++++ Raw records
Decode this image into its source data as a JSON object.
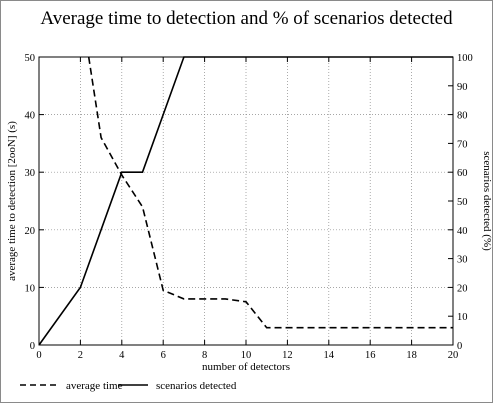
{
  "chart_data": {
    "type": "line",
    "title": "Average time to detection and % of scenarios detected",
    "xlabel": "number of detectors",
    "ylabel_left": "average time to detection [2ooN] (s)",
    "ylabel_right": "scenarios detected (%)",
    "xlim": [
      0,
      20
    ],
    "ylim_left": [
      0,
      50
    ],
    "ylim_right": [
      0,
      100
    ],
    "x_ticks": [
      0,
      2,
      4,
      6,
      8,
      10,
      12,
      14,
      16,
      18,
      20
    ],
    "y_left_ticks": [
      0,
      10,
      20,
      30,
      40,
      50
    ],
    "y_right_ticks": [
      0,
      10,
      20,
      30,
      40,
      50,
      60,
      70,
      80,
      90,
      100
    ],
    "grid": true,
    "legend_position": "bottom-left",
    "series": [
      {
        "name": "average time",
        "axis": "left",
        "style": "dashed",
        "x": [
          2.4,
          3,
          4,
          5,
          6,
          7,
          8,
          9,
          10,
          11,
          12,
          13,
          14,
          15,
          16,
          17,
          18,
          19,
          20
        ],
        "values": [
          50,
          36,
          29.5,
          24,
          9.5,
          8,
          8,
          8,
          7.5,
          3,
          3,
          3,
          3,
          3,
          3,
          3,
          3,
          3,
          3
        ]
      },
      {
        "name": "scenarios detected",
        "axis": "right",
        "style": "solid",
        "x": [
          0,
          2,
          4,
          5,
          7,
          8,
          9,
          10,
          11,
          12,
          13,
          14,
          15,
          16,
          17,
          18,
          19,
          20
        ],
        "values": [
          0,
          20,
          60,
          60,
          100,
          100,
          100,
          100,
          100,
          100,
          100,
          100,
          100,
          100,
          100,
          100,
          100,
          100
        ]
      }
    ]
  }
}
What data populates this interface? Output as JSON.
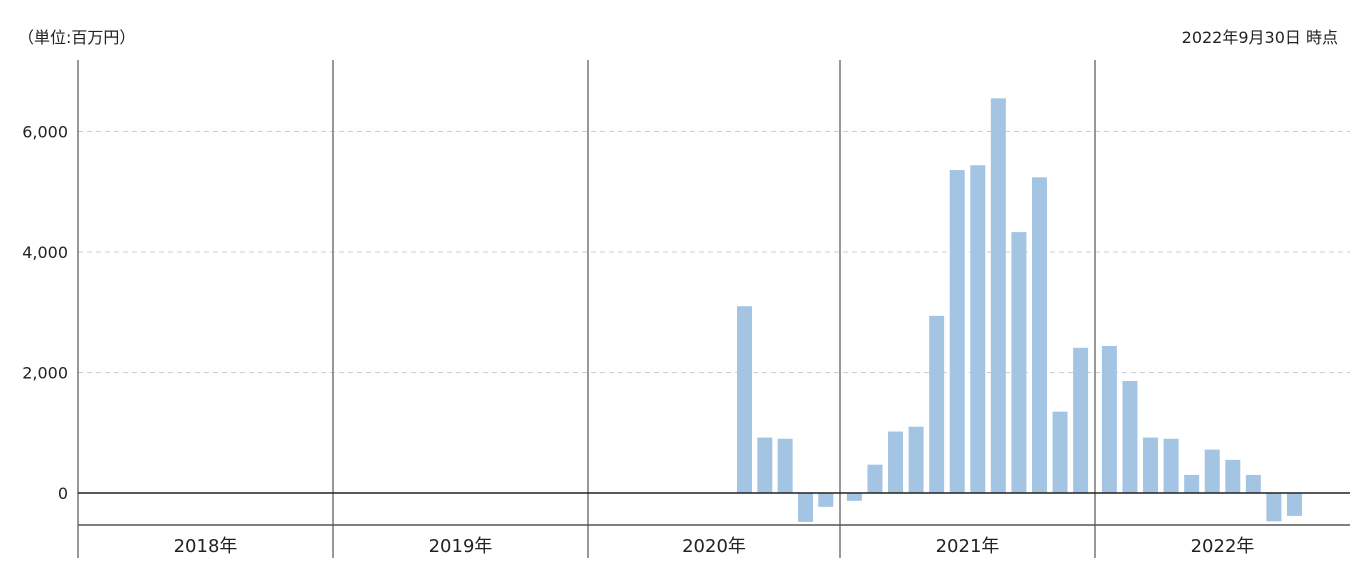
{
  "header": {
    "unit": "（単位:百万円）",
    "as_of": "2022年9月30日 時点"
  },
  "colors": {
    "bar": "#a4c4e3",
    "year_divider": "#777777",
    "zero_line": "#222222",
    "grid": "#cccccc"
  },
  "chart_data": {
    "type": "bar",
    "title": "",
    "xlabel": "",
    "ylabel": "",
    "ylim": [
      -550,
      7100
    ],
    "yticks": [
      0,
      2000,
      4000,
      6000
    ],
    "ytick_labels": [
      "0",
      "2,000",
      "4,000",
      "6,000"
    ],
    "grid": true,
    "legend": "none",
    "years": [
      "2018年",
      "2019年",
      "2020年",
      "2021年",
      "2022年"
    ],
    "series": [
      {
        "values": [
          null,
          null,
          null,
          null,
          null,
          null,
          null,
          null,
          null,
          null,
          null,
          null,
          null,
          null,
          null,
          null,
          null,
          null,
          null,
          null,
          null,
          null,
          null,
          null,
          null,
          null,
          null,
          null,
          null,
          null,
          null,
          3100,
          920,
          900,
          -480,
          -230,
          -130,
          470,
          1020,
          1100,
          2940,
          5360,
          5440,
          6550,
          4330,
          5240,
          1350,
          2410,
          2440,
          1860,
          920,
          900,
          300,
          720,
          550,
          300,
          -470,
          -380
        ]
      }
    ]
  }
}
++++++++
++++ Raw records
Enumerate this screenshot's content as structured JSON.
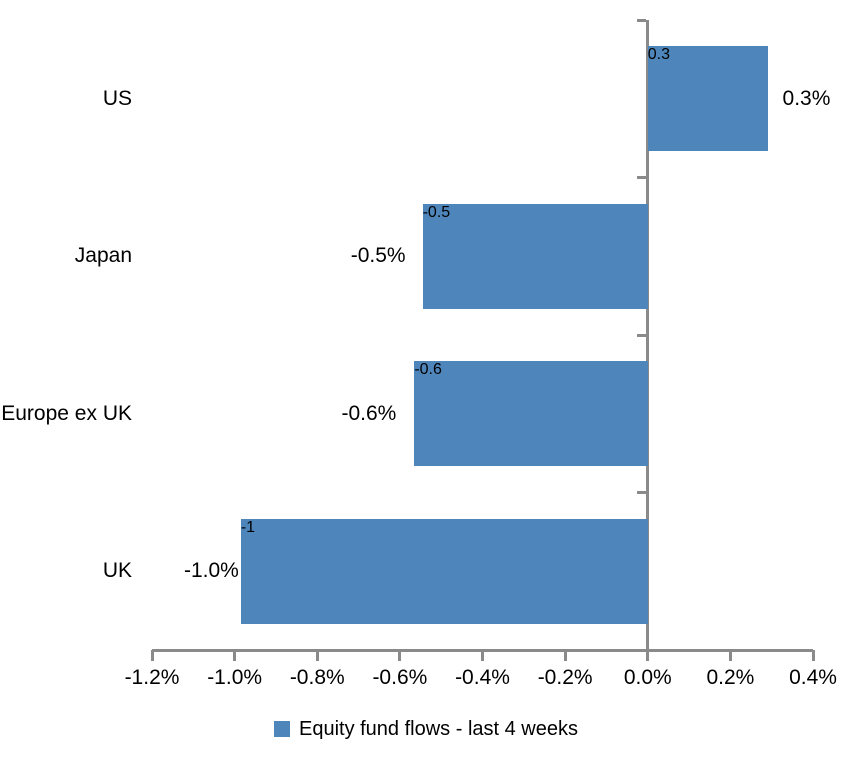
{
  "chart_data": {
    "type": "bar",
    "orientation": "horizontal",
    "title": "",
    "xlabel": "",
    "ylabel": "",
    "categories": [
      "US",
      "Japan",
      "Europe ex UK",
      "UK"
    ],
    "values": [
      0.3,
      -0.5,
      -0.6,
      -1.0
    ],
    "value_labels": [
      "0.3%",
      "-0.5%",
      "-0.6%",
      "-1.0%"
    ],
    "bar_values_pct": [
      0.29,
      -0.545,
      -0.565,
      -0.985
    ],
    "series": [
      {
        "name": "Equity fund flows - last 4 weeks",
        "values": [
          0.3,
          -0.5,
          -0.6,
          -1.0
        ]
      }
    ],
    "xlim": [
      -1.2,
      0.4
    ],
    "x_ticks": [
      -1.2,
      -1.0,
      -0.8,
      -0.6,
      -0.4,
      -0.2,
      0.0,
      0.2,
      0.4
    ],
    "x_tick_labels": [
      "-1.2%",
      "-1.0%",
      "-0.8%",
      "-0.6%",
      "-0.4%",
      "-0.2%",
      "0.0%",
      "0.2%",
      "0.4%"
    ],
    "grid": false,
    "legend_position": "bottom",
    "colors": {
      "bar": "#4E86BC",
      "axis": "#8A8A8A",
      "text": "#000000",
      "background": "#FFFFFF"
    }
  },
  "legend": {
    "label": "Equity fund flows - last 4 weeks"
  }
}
++++++++
++++ Raw records
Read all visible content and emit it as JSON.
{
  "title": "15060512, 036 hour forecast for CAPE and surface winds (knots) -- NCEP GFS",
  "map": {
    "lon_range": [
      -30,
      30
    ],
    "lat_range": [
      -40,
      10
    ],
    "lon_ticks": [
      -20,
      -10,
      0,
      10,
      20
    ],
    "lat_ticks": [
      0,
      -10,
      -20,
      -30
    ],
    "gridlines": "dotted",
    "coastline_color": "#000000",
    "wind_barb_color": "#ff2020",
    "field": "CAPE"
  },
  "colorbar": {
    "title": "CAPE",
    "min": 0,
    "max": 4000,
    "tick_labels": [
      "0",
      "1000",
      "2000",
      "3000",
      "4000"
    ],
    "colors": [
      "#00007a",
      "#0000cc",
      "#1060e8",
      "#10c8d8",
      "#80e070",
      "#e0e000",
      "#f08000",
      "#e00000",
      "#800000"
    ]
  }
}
++++++++
- [Written exercise]
Give only the number of lines in the data that hold the word "this".

- [Solution to the problem]
3